Extracted records
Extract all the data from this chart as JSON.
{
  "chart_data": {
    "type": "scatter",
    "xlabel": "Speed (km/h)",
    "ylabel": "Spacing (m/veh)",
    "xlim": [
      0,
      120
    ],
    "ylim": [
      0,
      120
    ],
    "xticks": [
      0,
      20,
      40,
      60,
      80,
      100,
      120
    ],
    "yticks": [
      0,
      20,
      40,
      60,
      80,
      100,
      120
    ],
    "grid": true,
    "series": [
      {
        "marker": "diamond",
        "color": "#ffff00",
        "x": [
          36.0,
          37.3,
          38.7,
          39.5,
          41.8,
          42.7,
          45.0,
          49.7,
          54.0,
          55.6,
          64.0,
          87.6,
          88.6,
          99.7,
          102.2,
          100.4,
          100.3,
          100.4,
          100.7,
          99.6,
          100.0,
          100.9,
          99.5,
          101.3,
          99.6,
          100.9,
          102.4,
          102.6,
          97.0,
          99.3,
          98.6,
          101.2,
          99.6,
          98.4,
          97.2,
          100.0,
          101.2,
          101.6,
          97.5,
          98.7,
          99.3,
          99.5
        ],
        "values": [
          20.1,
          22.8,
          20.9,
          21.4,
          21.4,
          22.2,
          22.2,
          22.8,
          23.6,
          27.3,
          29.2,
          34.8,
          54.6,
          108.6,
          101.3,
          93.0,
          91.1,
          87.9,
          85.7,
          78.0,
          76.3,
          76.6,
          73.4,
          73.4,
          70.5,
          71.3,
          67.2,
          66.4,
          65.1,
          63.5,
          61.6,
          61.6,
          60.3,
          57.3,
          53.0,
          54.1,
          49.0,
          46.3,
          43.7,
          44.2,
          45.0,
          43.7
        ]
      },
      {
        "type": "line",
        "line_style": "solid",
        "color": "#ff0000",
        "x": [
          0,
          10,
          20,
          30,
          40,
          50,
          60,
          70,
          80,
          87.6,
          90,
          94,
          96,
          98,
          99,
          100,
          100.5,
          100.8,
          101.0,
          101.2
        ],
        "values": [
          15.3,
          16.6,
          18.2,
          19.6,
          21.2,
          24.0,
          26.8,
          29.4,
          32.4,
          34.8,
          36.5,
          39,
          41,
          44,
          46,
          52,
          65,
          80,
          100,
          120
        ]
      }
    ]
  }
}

→ **STATED EXERCISE**
Repeat all of the records above exactly as they appear.

→ **ANSWER FOR THE TASK**
Extract all the data from this chart as JSON.
{
  "chart_data": {
    "type": "scatter",
    "xlabel": "Speed (km/h)",
    "ylabel": "Spacing (m/veh)",
    "xlim": [
      0,
      120
    ],
    "ylim": [
      0,
      120
    ],
    "xticks": [
      0,
      20,
      40,
      60,
      80,
      100,
      120
    ],
    "yticks": [
      0,
      20,
      40,
      60,
      80,
      100,
      120
    ],
    "grid": true,
    "series": [
      {
        "marker": "diamond",
        "color": "#ffff00",
        "x": [
          36.0,
          37.3,
          38.7,
          39.5,
          41.8,
          42.7,
          45.0,
          49.7,
          54.0,
          55.6,
          64.0,
          87.6,
          88.6,
          99.7,
          102.2,
          100.4,
          100.3,
          100.4,
          100.7,
          99.6,
          100.0,
          100.9,
          99.5,
          101.3,
          99.6,
          100.9,
          102.4,
          102.6,
          97.0,
          99.3,
          98.6,
          101.2,
          99.6,
          98.4,
          97.2,
          100.0,
          101.2,
          101.6,
          97.5,
          98.7,
          99.3,
          99.5
        ],
        "values": [
          20.1,
          22.8,
          20.9,
          21.4,
          21.4,
          22.2,
          22.2,
          22.8,
          23.6,
          27.3,
          29.2,
          34.8,
          54.6,
          108.6,
          101.3,
          93.0,
          91.1,
          87.9,
          85.7,
          78.0,
          76.3,
          76.6,
          73.4,
          73.4,
          70.5,
          71.3,
          67.2,
          66.4,
          65.1,
          63.5,
          61.6,
          61.6,
          60.3,
          57.3,
          53.0,
          54.1,
          49.0,
          46.3,
          43.7,
          44.2,
          45.0,
          43.7
        ]
      },
      {
        "type": "line",
        "line_style": "solid",
        "color": "#ff0000",
        "x": [
          0,
          10,
          20,
          30,
          40,
          50,
          60,
          70,
          80,
          87.6,
          90,
          94,
          96,
          98,
          99,
          100,
          100.5,
          100.8,
          101.0,
          101.2
        ],
        "values": [
          15.3,
          16.6,
          18.2,
          19.6,
          21.2,
          24.0,
          26.8,
          29.4,
          32.4,
          34.8,
          36.5,
          39,
          41,
          44,
          46,
          52,
          65,
          80,
          100,
          120
        ]
      }
    ]
  }
}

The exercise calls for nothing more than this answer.